__Instruction__. Identify each line holding the string "Calculate" and copy it.

__Data section__.
<<<<
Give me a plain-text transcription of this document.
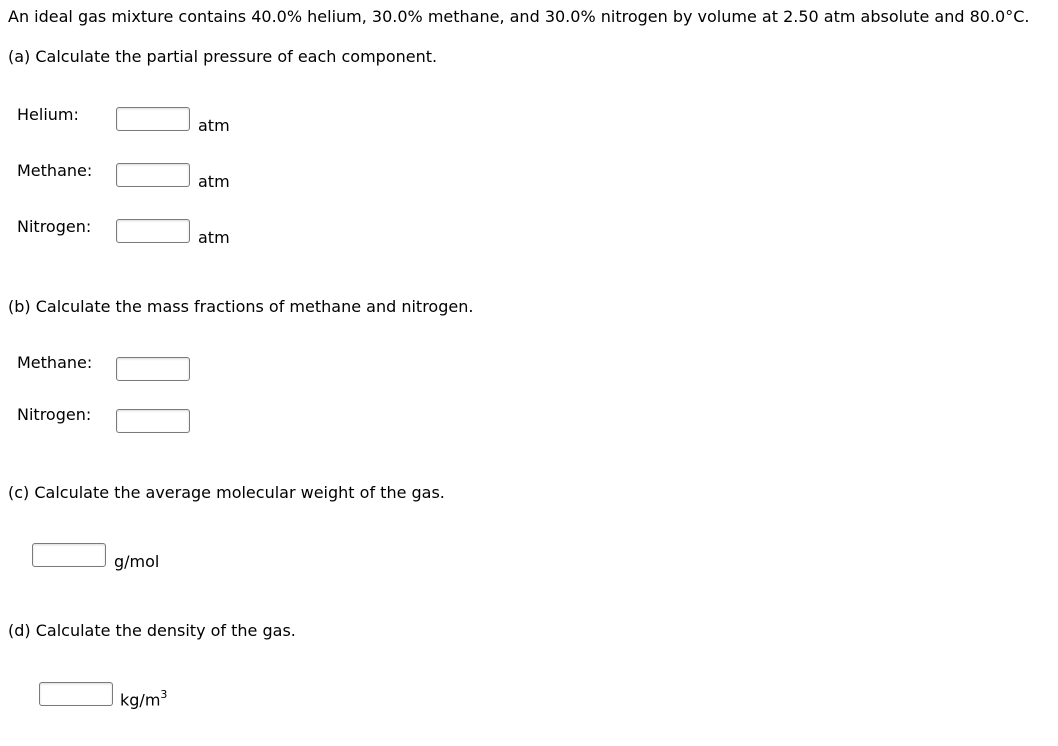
An ideal gas mixture contains 40.0% helium, 30.0% methane, and 30.0% nitrogen by volume at 2.50 atm absolute and 80.0°C.
(a) Calculate the partial pressure of each component.
Helium:
atm
Methane:
atm
Nitrogen:
atm
(b) Calculate the mass fractions of methane and nitrogen.
Methane:
Nitrogen:
(c) Calculate the average molecular weight of the gas.
g/mol
(d) Calculate the density of the gas.
$kg/m^3$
>>>>
__Final result__.
(a) Calculate the partial pressure of each component.
(b) Calculate the mass fractions of methane and nitrogen.
(c) Calculate the average molecular weight of the gas.
(d) Calculate the density of the gas.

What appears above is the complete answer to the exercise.